**Passage:**
_ _ _ _ _ _ _

This multi-faceted panoply reminds us again why we read Swist. Poems written in "Dream Time" . . . "between snowmelt and first bloom," the pre-election "predator with the blowsy hairdo, who is Donald Trump," a Klan Grand Wizard from a boyhood parade, and the "pressureunder the skull" of the poet's lurking "Migraines." But ultimately we're rewarded with "The Kiss" " . . . a shiver, a shock of static --/ which just begins to open the door of mystery/ that leads to the grand suite of the soul."

-- Art Beck, poet, essayist, and winner of the 2013 Northern California Book Award for poetry in translation for Luxorius Opera Omnia



It is hard to read any of Swist's poems without learning something new: the origin of a word, the folk name of a snake, the demise of composer Henry Purcell, a candid glimpse of a famous writer or actress. And always the birds flare throughout the lines of Swist's poems, and the deer stamp their feet, and the hawks crash out of the sky, and the snakes appear and disappear magically. Swist holds the translucent eggshell of the world up to the illumination of his visions in a dark age; he looks for signs of life and sees them before the rest of us even know what will be born.

_ _ _ _ _ _ _

**Given data:**
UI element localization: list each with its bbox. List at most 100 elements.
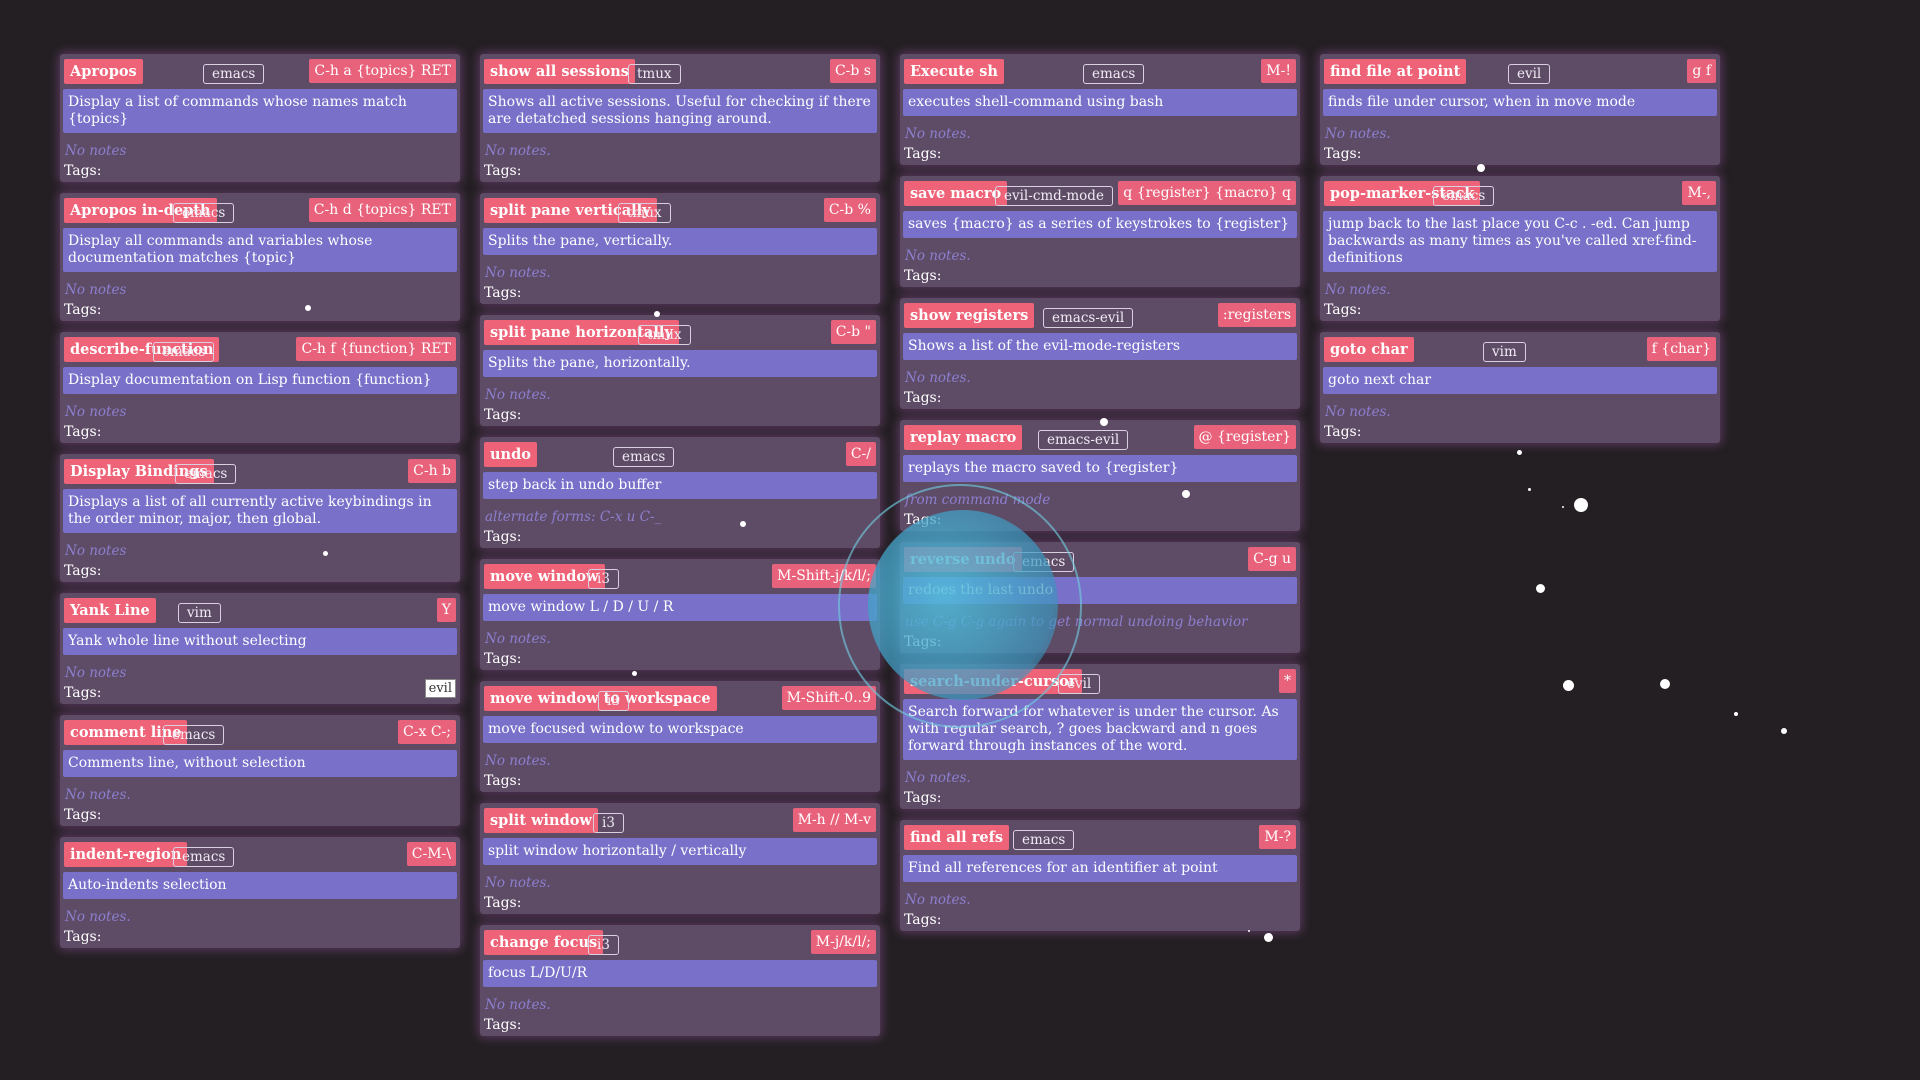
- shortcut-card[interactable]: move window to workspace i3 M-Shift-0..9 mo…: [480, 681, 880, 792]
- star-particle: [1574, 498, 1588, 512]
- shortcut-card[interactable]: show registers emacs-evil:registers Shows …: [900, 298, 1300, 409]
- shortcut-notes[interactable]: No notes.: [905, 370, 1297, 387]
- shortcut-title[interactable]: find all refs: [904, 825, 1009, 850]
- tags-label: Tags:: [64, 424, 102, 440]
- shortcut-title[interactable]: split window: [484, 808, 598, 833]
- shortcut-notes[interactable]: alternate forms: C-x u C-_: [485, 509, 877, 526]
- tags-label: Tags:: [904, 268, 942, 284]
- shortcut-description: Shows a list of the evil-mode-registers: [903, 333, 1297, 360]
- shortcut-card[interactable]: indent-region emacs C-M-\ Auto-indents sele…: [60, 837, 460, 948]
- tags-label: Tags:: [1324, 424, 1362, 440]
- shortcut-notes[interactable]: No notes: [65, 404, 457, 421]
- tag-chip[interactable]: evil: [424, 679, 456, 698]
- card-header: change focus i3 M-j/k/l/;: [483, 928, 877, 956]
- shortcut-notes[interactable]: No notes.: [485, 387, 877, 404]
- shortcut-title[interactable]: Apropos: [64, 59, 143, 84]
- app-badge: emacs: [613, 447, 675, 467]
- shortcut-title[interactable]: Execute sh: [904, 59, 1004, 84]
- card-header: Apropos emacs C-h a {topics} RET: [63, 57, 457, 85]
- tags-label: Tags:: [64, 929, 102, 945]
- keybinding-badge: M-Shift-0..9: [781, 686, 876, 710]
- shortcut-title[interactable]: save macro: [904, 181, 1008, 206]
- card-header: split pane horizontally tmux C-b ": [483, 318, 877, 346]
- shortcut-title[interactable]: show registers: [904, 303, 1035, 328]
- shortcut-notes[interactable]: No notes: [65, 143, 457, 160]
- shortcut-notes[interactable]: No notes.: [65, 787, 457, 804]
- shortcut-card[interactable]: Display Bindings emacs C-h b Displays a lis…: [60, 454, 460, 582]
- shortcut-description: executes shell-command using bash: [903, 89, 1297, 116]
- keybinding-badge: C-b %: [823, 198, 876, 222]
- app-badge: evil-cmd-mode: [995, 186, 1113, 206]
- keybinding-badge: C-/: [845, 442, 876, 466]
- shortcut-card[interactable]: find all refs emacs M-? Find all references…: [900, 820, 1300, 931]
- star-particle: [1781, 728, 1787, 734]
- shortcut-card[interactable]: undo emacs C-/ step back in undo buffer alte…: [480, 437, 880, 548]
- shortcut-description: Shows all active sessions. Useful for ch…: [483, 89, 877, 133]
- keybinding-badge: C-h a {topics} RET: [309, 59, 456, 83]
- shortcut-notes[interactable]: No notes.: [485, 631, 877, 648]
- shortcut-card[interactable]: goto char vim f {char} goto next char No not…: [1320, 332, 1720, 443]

_ _ _ _ _ _ _

**Written request:** For each statement, say yes or no to whether it agrees with the passage on Swist's poems, and quote the words of the passage that decide it. 1. Art Beck won the 2013 Northern California Book Award for poetry in translation. 2. Swist's poems mention the death of the composer Henry Purcell. 3. The Klan Grand Wizard in Swist's poems comes from a recent election rally.

**Result of this exercise:**
1. Yes: "winner of the 2013 Northern California Book Award for poetry in translation"
2. Yes: "the demise of composer Henry Purcell"
3. No: "a Klan Grand Wizard from a boyhood parade"